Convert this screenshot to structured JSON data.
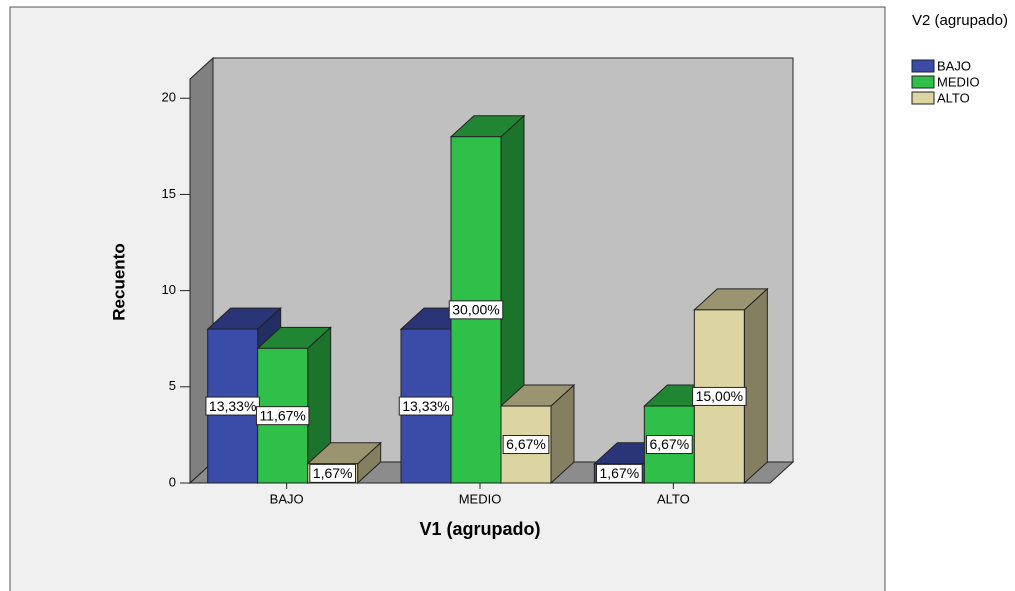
{
  "chart_data": {
    "type": "bar3d",
    "x_label": "V1 (agrupado)",
    "y_label": "Recuento",
    "legend_title": "V2 (agrupado)",
    "categories": [
      "BAJO",
      "MEDIO",
      "ALTO"
    ],
    "series": [
      {
        "name": "BAJO",
        "color": "#3a4ca8",
        "values": [
          8,
          8,
          1
        ],
        "value_labels": [
          "13,33%",
          "13,33%",
          "1,67%"
        ]
      },
      {
        "name": "MEDIO",
        "color": "#2fc04a",
        "values": [
          7,
          18,
          4
        ],
        "value_labels": [
          "11,67%",
          "30,00%",
          "6,67%"
        ]
      },
      {
        "name": "ALTO",
        "color": "#dcd4a2",
        "values": [
          1,
          4,
          9
        ],
        "value_labels": [
          "1,67%",
          "6,67%",
          "15,00%"
        ]
      }
    ],
    "ylim": [
      0,
      21
    ],
    "yticks": [
      0,
      5,
      10,
      15,
      20
    ],
    "legend": "right"
  }
}
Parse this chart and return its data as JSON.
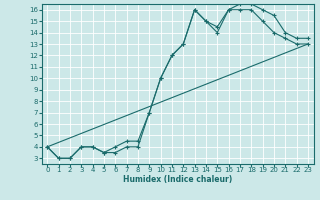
{
  "title": "",
  "xlabel": "Humidex (Indice chaleur)",
  "bg_color": "#cce8e8",
  "grid_color": "#ffffff",
  "line_color": "#1a6b6b",
  "marker": "+",
  "xlim": [
    -0.5,
    23.5
  ],
  "ylim": [
    2.5,
    16.5
  ],
  "xticks": [
    0,
    1,
    2,
    3,
    4,
    5,
    6,
    7,
    8,
    9,
    10,
    11,
    12,
    13,
    14,
    15,
    16,
    17,
    18,
    19,
    20,
    21,
    22,
    23
  ],
  "yticks": [
    3,
    4,
    5,
    6,
    7,
    8,
    9,
    10,
    11,
    12,
    13,
    14,
    15,
    16
  ],
  "line1_x": [
    0,
    1,
    2,
    3,
    4,
    5,
    6,
    7,
    8,
    9,
    10,
    11,
    12,
    13,
    14,
    15,
    16,
    17,
    18,
    19,
    20,
    21,
    22,
    23
  ],
  "line1_y": [
    4,
    3,
    3,
    4,
    4,
    3.5,
    3.5,
    4,
    4,
    7,
    10,
    12,
    13,
    16,
    15,
    14,
    16,
    16,
    16,
    15,
    14,
    13.5,
    13,
    13
  ],
  "line2_x": [
    0,
    1,
    2,
    3,
    4,
    5,
    6,
    7,
    8,
    9,
    10,
    11,
    12,
    13,
    14,
    15,
    16,
    17,
    18,
    19,
    20,
    21,
    22,
    23
  ],
  "line2_y": [
    4,
    3,
    3,
    4,
    4,
    3.5,
    4,
    4.5,
    4.5,
    7,
    10,
    12,
    13,
    16,
    15,
    14.5,
    16,
    16.5,
    16.5,
    16,
    15.5,
    14,
    13.5,
    13.5
  ],
  "line3_x": [
    0,
    23
  ],
  "line3_y": [
    4,
    13
  ],
  "xlabel_fontsize": 5.5,
  "tick_fontsize": 5.0
}
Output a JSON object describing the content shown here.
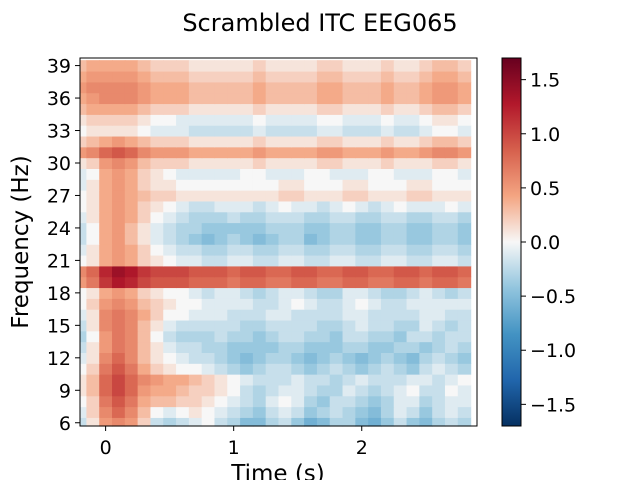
{
  "chart_data": {
    "type": "heatmap",
    "title": "Scrambled ITC EEG065",
    "xlabel": "Time (s)",
    "ylabel": "Frequency (Hz)",
    "xlim": [
      -0.2,
      2.9
    ],
    "ylim": [
      5.7,
      39.7
    ],
    "x_ticks": [
      0,
      1,
      2
    ],
    "x_tick_labels": [
      "0",
      "1",
      "2"
    ],
    "y_ticks": [
      6,
      9,
      12,
      15,
      18,
      21,
      24,
      27,
      30,
      33,
      36,
      39
    ],
    "y_tick_labels": [
      "6",
      "9",
      "12",
      "15",
      "18",
      "21",
      "24",
      "27",
      "30",
      "33",
      "36",
      "39"
    ],
    "colorbar": {
      "vmin": -1.7,
      "vmax": 1.7,
      "ticks": [
        -1.5,
        -1.0,
        -0.5,
        0.0,
        0.5,
        1.0,
        1.5
      ],
      "tick_labels": [
        "−1.5",
        "−1.0",
        "−0.5",
        "0.0",
        "0.5",
        "1.0",
        "1.5"
      ],
      "colormap": "RdBu_r"
    },
    "frequencies": [
      6,
      7,
      8,
      9,
      10,
      11,
      12,
      13,
      14,
      15,
      16,
      17,
      18,
      19,
      20,
      21,
      22,
      23,
      24,
      25,
      26,
      27,
      28,
      29,
      30,
      31,
      32,
      33,
      34,
      35,
      36,
      37,
      38,
      39
    ],
    "times": [
      -0.2,
      -0.1,
      0.0,
      0.1,
      0.2,
      0.3,
      0.4,
      0.5,
      0.6,
      0.7,
      0.8,
      0.9,
      1.0,
      1.1,
      1.2,
      1.3,
      1.4,
      1.5,
      1.6,
      1.7,
      1.8,
      1.9,
      2.0,
      2.1,
      2.2,
      2.3,
      2.4,
      2.5,
      2.6,
      2.7,
      2.8
    ],
    "values": [
      [
        -0.2,
        0.1,
        0.5,
        0.6,
        0.5,
        0.2,
        -0.2,
        -0.3,
        -0.2,
        -0.1,
        0.0,
        -0.2,
        -0.3,
        -0.5,
        -0.5,
        -0.3,
        -0.2,
        -0.4,
        -0.6,
        -0.5,
        -0.3,
        -0.3,
        -0.5,
        -0.6,
        -0.4,
        -0.2,
        -0.4,
        -0.5,
        -0.3,
        -0.2,
        -0.3
      ],
      [
        -0.1,
        0.2,
        0.6,
        0.8,
        0.6,
        0.3,
        0.0,
        -0.1,
        0.0,
        0.1,
        0.0,
        -0.1,
        -0.2,
        -0.3,
        -0.4,
        -0.2,
        -0.1,
        -0.2,
        -0.4,
        -0.3,
        -0.2,
        -0.3,
        -0.4,
        -0.5,
        -0.3,
        -0.1,
        -0.2,
        -0.4,
        -0.2,
        -0.1,
        -0.2
      ],
      [
        0.0,
        0.2,
        0.7,
        0.9,
        0.7,
        0.4,
        0.3,
        0.3,
        0.2,
        0.2,
        0.1,
        0.0,
        -0.1,
        -0.2,
        -0.3,
        -0.1,
        0.0,
        -0.1,
        -0.3,
        -0.4,
        -0.2,
        -0.2,
        -0.3,
        -0.4,
        -0.3,
        -0.1,
        -0.1,
        -0.3,
        -0.2,
        -0.1,
        -0.1
      ],
      [
        0.1,
        0.3,
        0.8,
        1.0,
        0.8,
        0.5,
        0.4,
        0.4,
        0.3,
        0.2,
        0.2,
        0.1,
        0.0,
        -0.2,
        -0.3,
        -0.2,
        -0.1,
        -0.1,
        -0.2,
        -0.3,
        -0.3,
        -0.1,
        -0.2,
        -0.3,
        -0.2,
        -0.1,
        0.0,
        -0.2,
        -0.2,
        0.0,
        -0.1
      ],
      [
        0.1,
        0.3,
        0.8,
        1.0,
        0.8,
        0.6,
        0.5,
        0.4,
        0.4,
        0.3,
        0.2,
        0.1,
        0.0,
        -0.1,
        -0.2,
        -0.2,
        -0.2,
        -0.1,
        -0.2,
        -0.2,
        -0.3,
        -0.2,
        -0.1,
        -0.2,
        -0.2,
        -0.2,
        -0.1,
        -0.1,
        -0.2,
        -0.1,
        0.0
      ],
      [
        0.0,
        0.2,
        0.7,
        0.9,
        0.7,
        0.4,
        0.2,
        0.1,
        0.0,
        0.0,
        -0.1,
        -0.2,
        -0.3,
        -0.4,
        -0.3,
        -0.2,
        -0.2,
        -0.3,
        -0.4,
        -0.3,
        -0.2,
        -0.3,
        -0.4,
        -0.3,
        -0.2,
        -0.3,
        -0.4,
        -0.2,
        -0.1,
        -0.2,
        -0.3
      ],
      [
        -0.1,
        0.1,
        0.6,
        0.8,
        0.6,
        0.3,
        0.1,
        0.0,
        -0.1,
        -0.2,
        -0.2,
        -0.3,
        -0.4,
        -0.5,
        -0.4,
        -0.3,
        -0.3,
        -0.4,
        -0.5,
        -0.4,
        -0.3,
        -0.4,
        -0.5,
        -0.4,
        -0.3,
        -0.4,
        -0.5,
        -0.3,
        -0.2,
        -0.3,
        -0.4
      ],
      [
        -0.2,
        0.1,
        0.5,
        0.7,
        0.6,
        0.3,
        0.1,
        -0.1,
        -0.2,
        -0.2,
        -0.3,
        -0.3,
        -0.4,
        -0.4,
        -0.4,
        -0.4,
        -0.3,
        -0.3,
        -0.4,
        -0.4,
        -0.4,
        -0.3,
        -0.3,
        -0.4,
        -0.4,
        -0.3,
        -0.3,
        -0.4,
        -0.3,
        -0.2,
        -0.3
      ],
      [
        -0.3,
        0.0,
        0.5,
        0.7,
        0.6,
        0.3,
        0.0,
        -0.2,
        -0.3,
        -0.3,
        -0.3,
        -0.2,
        -0.3,
        -0.3,
        -0.4,
        -0.3,
        -0.2,
        -0.2,
        -0.3,
        -0.3,
        -0.4,
        -0.2,
        -0.2,
        -0.3,
        -0.3,
        -0.4,
        -0.2,
        -0.2,
        -0.3,
        -0.2,
        -0.2
      ],
      [
        -0.2,
        0.1,
        0.6,
        0.7,
        0.6,
        0.3,
        0.1,
        -0.1,
        -0.2,
        -0.2,
        -0.2,
        -0.2,
        -0.2,
        -0.3,
        -0.3,
        -0.2,
        -0.2,
        -0.2,
        -0.2,
        -0.3,
        -0.3,
        -0.2,
        -0.1,
        -0.2,
        -0.2,
        -0.3,
        -0.3,
        -0.1,
        -0.2,
        -0.3,
        -0.2
      ],
      [
        -0.1,
        0.1,
        0.6,
        0.7,
        0.6,
        0.4,
        0.2,
        0.0,
        0.0,
        -0.1,
        -0.1,
        -0.1,
        -0.2,
        -0.2,
        -0.2,
        -0.1,
        -0.1,
        -0.2,
        -0.2,
        -0.2,
        -0.2,
        -0.1,
        -0.1,
        -0.2,
        -0.2,
        -0.2,
        -0.2,
        -0.1,
        -0.1,
        -0.2,
        -0.2
      ],
      [
        0.0,
        0.2,
        0.5,
        0.6,
        0.5,
        0.3,
        0.2,
        0.1,
        0.0,
        0.0,
        -0.1,
        -0.1,
        -0.1,
        -0.1,
        -0.2,
        -0.2,
        -0.1,
        0.0,
        -0.1,
        -0.2,
        -0.2,
        -0.1,
        0.0,
        -0.1,
        -0.2,
        -0.2,
        -0.1,
        -0.1,
        -0.1,
        -0.1,
        -0.1
      ],
      [
        0.0,
        0.1,
        0.4,
        0.5,
        0.4,
        0.2,
        0.1,
        0.0,
        0.0,
        -0.1,
        -0.2,
        -0.1,
        -0.1,
        -0.2,
        -0.3,
        -0.2,
        -0.1,
        -0.1,
        -0.2,
        -0.3,
        -0.3,
        -0.1,
        -0.1,
        -0.2,
        -0.3,
        -0.3,
        -0.2,
        -0.1,
        -0.2,
        -0.3,
        -0.2
      ],
      [
        0.5,
        0.7,
        1.1,
        1.3,
        1.2,
        1.0,
        0.9,
        0.9,
        0.9,
        0.8,
        0.8,
        0.8,
        0.7,
        0.8,
        0.8,
        0.7,
        0.7,
        0.8,
        0.8,
        0.7,
        0.7,
        0.8,
        0.8,
        0.7,
        0.7,
        0.8,
        0.8,
        0.7,
        0.8,
        0.8,
        0.7
      ],
      [
        0.6,
        0.8,
        1.2,
        1.4,
        1.3,
        1.1,
        1.0,
        1.0,
        1.0,
        0.9,
        0.9,
        0.9,
        0.8,
        0.9,
        0.9,
        0.8,
        0.8,
        0.9,
        0.9,
        0.8,
        0.8,
        0.9,
        0.9,
        0.8,
        0.8,
        0.9,
        0.9,
        0.8,
        0.9,
        0.9,
        0.8
      ],
      [
        0.0,
        0.1,
        0.4,
        0.5,
        0.4,
        0.2,
        0.1,
        0.0,
        -0.1,
        -0.1,
        -0.2,
        -0.2,
        -0.1,
        -0.1,
        -0.2,
        -0.2,
        -0.1,
        -0.1,
        -0.2,
        -0.2,
        -0.1,
        -0.1,
        -0.2,
        -0.2,
        -0.1,
        -0.1,
        -0.2,
        -0.2,
        -0.1,
        -0.1,
        -0.2
      ],
      [
        -0.1,
        0.1,
        0.4,
        0.5,
        0.4,
        0.2,
        0.0,
        -0.1,
        -0.2,
        -0.2,
        -0.3,
        -0.3,
        -0.2,
        -0.2,
        -0.3,
        -0.3,
        -0.2,
        -0.2,
        -0.3,
        -0.3,
        -0.2,
        -0.2,
        -0.3,
        -0.3,
        -0.2,
        -0.2,
        -0.3,
        -0.3,
        -0.2,
        -0.2,
        -0.3
      ],
      [
        -0.2,
        0.0,
        0.4,
        0.5,
        0.3,
        0.1,
        -0.1,
        -0.2,
        -0.3,
        -0.4,
        -0.5,
        -0.4,
        -0.3,
        -0.4,
        -0.5,
        -0.4,
        -0.3,
        -0.3,
        -0.5,
        -0.4,
        -0.3,
        -0.3,
        -0.4,
        -0.4,
        -0.3,
        -0.3,
        -0.4,
        -0.4,
        -0.3,
        -0.3,
        -0.4
      ],
      [
        -0.2,
        0.0,
        0.4,
        0.5,
        0.3,
        0.1,
        -0.1,
        -0.2,
        -0.3,
        -0.3,
        -0.4,
        -0.4,
        -0.4,
        -0.4,
        -0.4,
        -0.3,
        -0.3,
        -0.3,
        -0.4,
        -0.4,
        -0.3,
        -0.3,
        -0.4,
        -0.4,
        -0.3,
        -0.3,
        -0.4,
        -0.4,
        -0.3,
        -0.3,
        -0.4
      ],
      [
        -0.1,
        0.1,
        0.4,
        0.5,
        0.4,
        0.2,
        0.0,
        -0.1,
        -0.2,
        -0.3,
        -0.3,
        -0.3,
        -0.2,
        -0.3,
        -0.3,
        -0.2,
        -0.2,
        -0.2,
        -0.3,
        -0.3,
        -0.2,
        -0.2,
        -0.3,
        -0.3,
        -0.2,
        -0.2,
        -0.3,
        -0.3,
        -0.2,
        -0.2,
        -0.3
      ],
      [
        0.0,
        0.1,
        0.4,
        0.5,
        0.4,
        0.2,
        0.1,
        0.0,
        -0.1,
        -0.2,
        -0.2,
        -0.1,
        -0.1,
        -0.1,
        -0.2,
        -0.1,
        0.0,
        -0.1,
        -0.1,
        -0.2,
        -0.1,
        0.0,
        -0.1,
        -0.2,
        -0.1,
        0.0,
        -0.1,
        -0.1,
        -0.1,
        0.0,
        -0.1
      ],
      [
        0.0,
        0.1,
        0.4,
        0.5,
        0.4,
        0.3,
        0.2,
        0.2,
        0.1,
        0.1,
        0.1,
        0.1,
        0.1,
        0.1,
        0.1,
        0.1,
        0.2,
        0.2,
        0.1,
        0.1,
        0.1,
        0.2,
        0.2,
        0.1,
        0.1,
        0.1,
        0.2,
        0.2,
        0.1,
        0.1,
        0.1
      ],
      [
        -0.1,
        0.1,
        0.4,
        0.5,
        0.4,
        0.2,
        0.1,
        0.1,
        0.0,
        0.0,
        0.0,
        0.0,
        0.0,
        0.0,
        0.0,
        0.0,
        0.1,
        0.1,
        0.0,
        0.0,
        0.0,
        0.1,
        0.1,
        0.0,
        0.0,
        0.0,
        0.1,
        0.1,
        0.0,
        0.0,
        0.0
      ],
      [
        -0.1,
        0.0,
        0.4,
        0.5,
        0.4,
        0.2,
        0.1,
        0.0,
        -0.1,
        -0.1,
        -0.1,
        -0.1,
        -0.1,
        0.0,
        0.0,
        -0.1,
        -0.1,
        -0.1,
        0.0,
        0.0,
        -0.1,
        -0.1,
        -0.1,
        0.0,
        0.0,
        -0.1,
        -0.1,
        -0.1,
        0.0,
        0.0,
        -0.1
      ],
      [
        0.1,
        0.2,
        0.5,
        0.6,
        0.5,
        0.3,
        0.2,
        0.2,
        0.2,
        0.1,
        0.1,
        0.1,
        0.1,
        0.1,
        0.2,
        0.1,
        0.1,
        0.1,
        0.1,
        0.2,
        0.2,
        0.1,
        0.1,
        0.1,
        0.2,
        0.1,
        0.1,
        0.1,
        0.2,
        0.2,
        0.1
      ],
      [
        0.5,
        0.6,
        0.8,
        0.9,
        0.8,
        0.6,
        0.5,
        0.5,
        0.5,
        0.4,
        0.4,
        0.4,
        0.4,
        0.4,
        0.5,
        0.4,
        0.4,
        0.4,
        0.4,
        0.5,
        0.5,
        0.4,
        0.4,
        0.4,
        0.5,
        0.4,
        0.4,
        0.5,
        0.6,
        0.6,
        0.5
      ],
      [
        0.2,
        0.3,
        0.4,
        0.5,
        0.4,
        0.3,
        0.2,
        0.2,
        0.2,
        0.1,
        0.1,
        0.1,
        0.1,
        0.1,
        0.2,
        0.1,
        0.1,
        0.1,
        0.1,
        0.2,
        0.2,
        0.1,
        0.1,
        0.1,
        0.2,
        0.1,
        0.1,
        0.2,
        0.3,
        0.3,
        0.2
      ],
      [
        0.0,
        0.1,
        0.1,
        0.1,
        0.1,
        0.0,
        -0.1,
        -0.1,
        -0.1,
        -0.2,
        -0.2,
        -0.2,
        -0.2,
        -0.2,
        -0.1,
        -0.2,
        -0.2,
        -0.2,
        -0.2,
        -0.1,
        -0.1,
        -0.2,
        -0.2,
        -0.2,
        -0.1,
        -0.2,
        -0.2,
        -0.1,
        0.0,
        0.0,
        -0.1
      ],
      [
        0.1,
        0.2,
        0.2,
        0.2,
        0.2,
        0.1,
        0.0,
        0.0,
        -0.1,
        -0.1,
        -0.1,
        -0.1,
        -0.1,
        -0.1,
        0.0,
        -0.1,
        -0.1,
        -0.1,
        -0.1,
        0.0,
        0.0,
        -0.1,
        -0.1,
        -0.1,
        0.0,
        -0.1,
        -0.1,
        0.0,
        0.1,
        0.1,
        0.0
      ],
      [
        0.3,
        0.4,
        0.4,
        0.4,
        0.4,
        0.3,
        0.2,
        0.2,
        0.2,
        0.1,
        0.1,
        0.1,
        0.1,
        0.1,
        0.2,
        0.1,
        0.1,
        0.1,
        0.1,
        0.2,
        0.2,
        0.1,
        0.1,
        0.1,
        0.2,
        0.1,
        0.1,
        0.2,
        0.3,
        0.3,
        0.2
      ],
      [
        0.4,
        0.5,
        0.6,
        0.6,
        0.6,
        0.5,
        0.4,
        0.4,
        0.4,
        0.3,
        0.3,
        0.3,
        0.3,
        0.3,
        0.4,
        0.3,
        0.3,
        0.3,
        0.3,
        0.4,
        0.4,
        0.3,
        0.3,
        0.3,
        0.4,
        0.3,
        0.3,
        0.4,
        0.5,
        0.5,
        0.4
      ],
      [
        0.5,
        0.6,
        0.6,
        0.6,
        0.6,
        0.5,
        0.4,
        0.4,
        0.4,
        0.3,
        0.3,
        0.3,
        0.3,
        0.3,
        0.4,
        0.3,
        0.3,
        0.3,
        0.3,
        0.4,
        0.4,
        0.3,
        0.3,
        0.3,
        0.4,
        0.3,
        0.3,
        0.4,
        0.5,
        0.5,
        0.4
      ],
      [
        0.4,
        0.5,
        0.5,
        0.5,
        0.5,
        0.4,
        0.3,
        0.3,
        0.3,
        0.2,
        0.2,
        0.2,
        0.2,
        0.2,
        0.3,
        0.2,
        0.2,
        0.2,
        0.2,
        0.3,
        0.3,
        0.2,
        0.2,
        0.2,
        0.3,
        0.2,
        0.2,
        0.3,
        0.4,
        0.4,
        0.3
      ],
      [
        0.3,
        0.4,
        0.4,
        0.4,
        0.4,
        0.3,
        0.2,
        0.2,
        0.2,
        0.1,
        0.1,
        0.1,
        0.1,
        0.1,
        0.2,
        0.1,
        0.1,
        0.1,
        0.1,
        0.2,
        0.2,
        0.1,
        0.1,
        0.1,
        0.2,
        0.1,
        0.1,
        0.2,
        0.3,
        0.3,
        0.2
      ]
    ]
  }
}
=-=-=
● Requirements
Collect the complete line wherever the string "agrupado" appears in the records.

● Result
    "x_label": "V1 (agrupado)",
    "legend_title": "V2 (agrupado)",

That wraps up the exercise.